Segment Start: Input data
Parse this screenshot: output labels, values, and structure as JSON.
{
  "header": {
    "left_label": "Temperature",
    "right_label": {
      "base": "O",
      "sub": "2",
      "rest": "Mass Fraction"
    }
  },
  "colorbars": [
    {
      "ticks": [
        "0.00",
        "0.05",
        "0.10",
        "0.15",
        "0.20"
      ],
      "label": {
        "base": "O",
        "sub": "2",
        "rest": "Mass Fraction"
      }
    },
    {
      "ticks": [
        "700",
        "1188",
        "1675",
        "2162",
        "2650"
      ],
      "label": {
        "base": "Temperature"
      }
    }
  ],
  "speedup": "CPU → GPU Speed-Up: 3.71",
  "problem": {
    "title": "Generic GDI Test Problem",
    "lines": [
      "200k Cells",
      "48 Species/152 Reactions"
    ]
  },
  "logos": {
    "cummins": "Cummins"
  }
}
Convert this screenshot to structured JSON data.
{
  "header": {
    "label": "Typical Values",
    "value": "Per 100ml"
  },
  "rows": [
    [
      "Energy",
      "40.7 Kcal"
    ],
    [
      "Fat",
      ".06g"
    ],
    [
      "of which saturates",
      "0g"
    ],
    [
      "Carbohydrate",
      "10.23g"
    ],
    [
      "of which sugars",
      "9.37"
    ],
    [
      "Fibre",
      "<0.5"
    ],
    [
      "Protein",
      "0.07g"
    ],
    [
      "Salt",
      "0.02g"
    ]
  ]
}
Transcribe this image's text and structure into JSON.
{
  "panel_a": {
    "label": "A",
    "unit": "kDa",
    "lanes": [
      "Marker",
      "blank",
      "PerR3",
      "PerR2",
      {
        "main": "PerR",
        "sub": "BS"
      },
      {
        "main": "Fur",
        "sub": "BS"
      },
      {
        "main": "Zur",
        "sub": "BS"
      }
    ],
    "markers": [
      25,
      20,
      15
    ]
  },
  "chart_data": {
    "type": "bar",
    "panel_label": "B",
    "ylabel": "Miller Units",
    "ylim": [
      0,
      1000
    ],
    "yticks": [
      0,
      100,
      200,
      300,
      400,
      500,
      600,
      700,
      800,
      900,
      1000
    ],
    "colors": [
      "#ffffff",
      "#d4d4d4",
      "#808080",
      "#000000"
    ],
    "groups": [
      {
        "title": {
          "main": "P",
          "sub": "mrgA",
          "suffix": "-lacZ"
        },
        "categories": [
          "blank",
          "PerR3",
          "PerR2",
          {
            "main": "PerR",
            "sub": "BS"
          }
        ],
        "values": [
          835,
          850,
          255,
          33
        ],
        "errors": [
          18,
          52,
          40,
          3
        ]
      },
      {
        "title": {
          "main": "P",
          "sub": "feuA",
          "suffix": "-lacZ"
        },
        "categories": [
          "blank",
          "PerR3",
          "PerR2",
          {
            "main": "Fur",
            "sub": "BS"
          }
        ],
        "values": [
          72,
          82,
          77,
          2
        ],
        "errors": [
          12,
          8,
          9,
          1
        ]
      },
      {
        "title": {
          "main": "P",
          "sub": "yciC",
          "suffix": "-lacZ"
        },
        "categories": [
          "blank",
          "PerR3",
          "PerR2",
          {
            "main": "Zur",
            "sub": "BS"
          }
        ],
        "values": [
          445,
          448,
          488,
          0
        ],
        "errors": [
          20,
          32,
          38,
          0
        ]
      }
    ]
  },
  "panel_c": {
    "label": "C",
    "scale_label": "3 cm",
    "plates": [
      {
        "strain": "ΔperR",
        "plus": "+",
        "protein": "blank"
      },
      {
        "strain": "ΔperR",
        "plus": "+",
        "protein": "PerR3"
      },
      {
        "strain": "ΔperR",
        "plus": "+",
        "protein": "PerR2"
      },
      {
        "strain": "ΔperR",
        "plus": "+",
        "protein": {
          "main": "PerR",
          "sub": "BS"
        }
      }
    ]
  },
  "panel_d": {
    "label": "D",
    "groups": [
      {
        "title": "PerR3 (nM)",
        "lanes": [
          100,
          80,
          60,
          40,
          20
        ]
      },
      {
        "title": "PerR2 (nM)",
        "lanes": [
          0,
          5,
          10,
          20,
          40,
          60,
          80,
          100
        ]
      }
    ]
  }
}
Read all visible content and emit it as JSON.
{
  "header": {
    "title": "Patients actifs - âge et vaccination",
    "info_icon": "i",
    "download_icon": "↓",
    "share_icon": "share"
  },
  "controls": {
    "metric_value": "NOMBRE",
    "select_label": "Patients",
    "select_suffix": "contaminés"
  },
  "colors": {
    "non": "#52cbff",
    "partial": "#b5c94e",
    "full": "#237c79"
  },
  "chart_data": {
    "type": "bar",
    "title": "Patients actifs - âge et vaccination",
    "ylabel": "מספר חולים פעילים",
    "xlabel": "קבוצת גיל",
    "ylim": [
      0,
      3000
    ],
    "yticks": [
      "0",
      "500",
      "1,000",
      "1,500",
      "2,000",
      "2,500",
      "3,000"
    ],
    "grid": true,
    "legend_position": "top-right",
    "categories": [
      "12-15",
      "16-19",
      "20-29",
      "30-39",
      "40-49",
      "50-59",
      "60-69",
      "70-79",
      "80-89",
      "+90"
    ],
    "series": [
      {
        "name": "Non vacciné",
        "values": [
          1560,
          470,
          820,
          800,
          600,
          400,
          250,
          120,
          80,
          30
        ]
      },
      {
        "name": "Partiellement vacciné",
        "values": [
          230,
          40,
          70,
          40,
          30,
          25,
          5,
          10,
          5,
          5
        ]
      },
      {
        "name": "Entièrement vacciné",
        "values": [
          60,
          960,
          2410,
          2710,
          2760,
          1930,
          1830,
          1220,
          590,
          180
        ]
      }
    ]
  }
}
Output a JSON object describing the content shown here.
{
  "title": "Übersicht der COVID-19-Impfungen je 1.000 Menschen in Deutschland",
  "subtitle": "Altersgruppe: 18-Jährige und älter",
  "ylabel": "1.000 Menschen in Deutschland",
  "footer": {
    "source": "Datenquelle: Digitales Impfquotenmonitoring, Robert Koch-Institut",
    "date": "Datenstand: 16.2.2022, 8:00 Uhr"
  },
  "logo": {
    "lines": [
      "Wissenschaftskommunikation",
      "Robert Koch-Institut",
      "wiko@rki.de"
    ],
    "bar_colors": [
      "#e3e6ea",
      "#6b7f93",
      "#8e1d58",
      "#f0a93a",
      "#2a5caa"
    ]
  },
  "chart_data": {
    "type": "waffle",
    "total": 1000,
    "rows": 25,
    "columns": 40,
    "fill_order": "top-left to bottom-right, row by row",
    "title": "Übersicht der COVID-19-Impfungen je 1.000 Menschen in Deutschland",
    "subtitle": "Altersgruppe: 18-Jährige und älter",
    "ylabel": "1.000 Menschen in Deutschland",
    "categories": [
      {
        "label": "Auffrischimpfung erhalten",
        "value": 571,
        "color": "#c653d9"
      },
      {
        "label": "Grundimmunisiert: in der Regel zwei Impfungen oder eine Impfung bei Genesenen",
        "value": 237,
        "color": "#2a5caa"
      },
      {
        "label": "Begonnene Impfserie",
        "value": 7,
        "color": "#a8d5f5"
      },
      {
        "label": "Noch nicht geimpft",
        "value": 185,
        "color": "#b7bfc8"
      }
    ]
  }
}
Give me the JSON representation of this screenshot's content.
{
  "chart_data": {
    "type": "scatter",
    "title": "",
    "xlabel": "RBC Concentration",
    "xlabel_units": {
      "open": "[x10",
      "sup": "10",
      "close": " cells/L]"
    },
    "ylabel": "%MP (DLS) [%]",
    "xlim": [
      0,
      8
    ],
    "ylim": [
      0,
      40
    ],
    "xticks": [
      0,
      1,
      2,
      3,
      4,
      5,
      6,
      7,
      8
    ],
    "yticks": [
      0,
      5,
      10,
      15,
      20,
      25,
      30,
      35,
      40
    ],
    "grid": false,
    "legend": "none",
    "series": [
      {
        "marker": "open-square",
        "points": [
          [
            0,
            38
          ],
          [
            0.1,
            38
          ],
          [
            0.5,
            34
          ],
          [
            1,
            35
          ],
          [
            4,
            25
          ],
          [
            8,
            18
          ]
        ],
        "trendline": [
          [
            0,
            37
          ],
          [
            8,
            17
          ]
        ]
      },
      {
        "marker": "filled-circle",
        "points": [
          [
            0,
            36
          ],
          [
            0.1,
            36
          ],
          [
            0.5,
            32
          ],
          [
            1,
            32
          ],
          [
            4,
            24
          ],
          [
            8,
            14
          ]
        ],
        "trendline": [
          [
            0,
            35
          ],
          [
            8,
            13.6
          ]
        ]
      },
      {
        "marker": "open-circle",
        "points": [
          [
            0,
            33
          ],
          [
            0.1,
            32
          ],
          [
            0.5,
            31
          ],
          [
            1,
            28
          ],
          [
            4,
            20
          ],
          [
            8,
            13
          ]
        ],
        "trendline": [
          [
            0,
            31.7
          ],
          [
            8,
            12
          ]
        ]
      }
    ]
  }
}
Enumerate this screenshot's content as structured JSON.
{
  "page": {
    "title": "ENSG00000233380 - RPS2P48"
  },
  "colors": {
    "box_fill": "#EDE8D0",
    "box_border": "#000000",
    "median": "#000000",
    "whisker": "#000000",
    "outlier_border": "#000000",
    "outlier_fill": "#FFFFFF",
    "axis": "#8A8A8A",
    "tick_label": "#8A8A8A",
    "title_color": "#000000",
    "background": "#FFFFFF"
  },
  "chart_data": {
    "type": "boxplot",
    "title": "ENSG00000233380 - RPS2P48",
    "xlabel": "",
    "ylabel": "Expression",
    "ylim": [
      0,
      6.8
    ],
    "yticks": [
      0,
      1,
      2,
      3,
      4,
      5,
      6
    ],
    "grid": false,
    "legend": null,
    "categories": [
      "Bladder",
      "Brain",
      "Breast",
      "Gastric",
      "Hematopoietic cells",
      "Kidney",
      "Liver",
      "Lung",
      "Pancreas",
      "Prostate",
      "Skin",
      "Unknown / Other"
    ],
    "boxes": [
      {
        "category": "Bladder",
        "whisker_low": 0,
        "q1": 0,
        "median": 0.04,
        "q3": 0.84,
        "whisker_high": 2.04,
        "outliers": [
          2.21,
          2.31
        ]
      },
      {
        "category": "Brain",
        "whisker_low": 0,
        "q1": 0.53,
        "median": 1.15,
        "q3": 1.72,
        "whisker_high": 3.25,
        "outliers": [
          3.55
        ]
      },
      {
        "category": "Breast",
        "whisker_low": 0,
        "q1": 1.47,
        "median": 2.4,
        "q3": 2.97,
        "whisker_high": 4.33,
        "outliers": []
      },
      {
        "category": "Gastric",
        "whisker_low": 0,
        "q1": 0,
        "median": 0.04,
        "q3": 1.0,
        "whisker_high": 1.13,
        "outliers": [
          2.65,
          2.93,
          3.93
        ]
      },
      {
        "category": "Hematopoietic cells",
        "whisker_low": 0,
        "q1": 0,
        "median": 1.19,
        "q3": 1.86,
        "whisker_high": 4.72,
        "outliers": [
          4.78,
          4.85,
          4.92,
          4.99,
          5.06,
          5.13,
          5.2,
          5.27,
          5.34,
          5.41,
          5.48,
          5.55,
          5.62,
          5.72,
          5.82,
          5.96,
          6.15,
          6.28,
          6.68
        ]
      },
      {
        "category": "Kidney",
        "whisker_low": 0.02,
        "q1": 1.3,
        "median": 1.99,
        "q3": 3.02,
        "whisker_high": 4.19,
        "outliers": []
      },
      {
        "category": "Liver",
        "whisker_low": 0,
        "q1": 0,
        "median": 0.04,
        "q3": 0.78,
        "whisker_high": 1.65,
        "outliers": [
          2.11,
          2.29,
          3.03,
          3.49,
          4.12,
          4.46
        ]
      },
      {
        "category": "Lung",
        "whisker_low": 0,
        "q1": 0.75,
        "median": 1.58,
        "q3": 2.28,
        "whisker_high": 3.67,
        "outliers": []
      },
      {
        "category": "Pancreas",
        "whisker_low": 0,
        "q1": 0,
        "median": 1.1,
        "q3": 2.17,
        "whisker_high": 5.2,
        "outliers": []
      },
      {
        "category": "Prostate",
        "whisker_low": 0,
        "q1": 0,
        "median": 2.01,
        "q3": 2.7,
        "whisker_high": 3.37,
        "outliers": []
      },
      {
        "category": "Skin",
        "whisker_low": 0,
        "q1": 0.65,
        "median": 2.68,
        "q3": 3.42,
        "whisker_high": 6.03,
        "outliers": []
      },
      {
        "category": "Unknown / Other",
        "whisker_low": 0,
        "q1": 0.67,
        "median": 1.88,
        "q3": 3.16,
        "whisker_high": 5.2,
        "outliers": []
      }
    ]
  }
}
Segment End: Input data
What to do. Report every line of the entries that carries the word "Unknown".

Answer for the task.
      "Unknown / Other"
        "category": "Unknown / Other",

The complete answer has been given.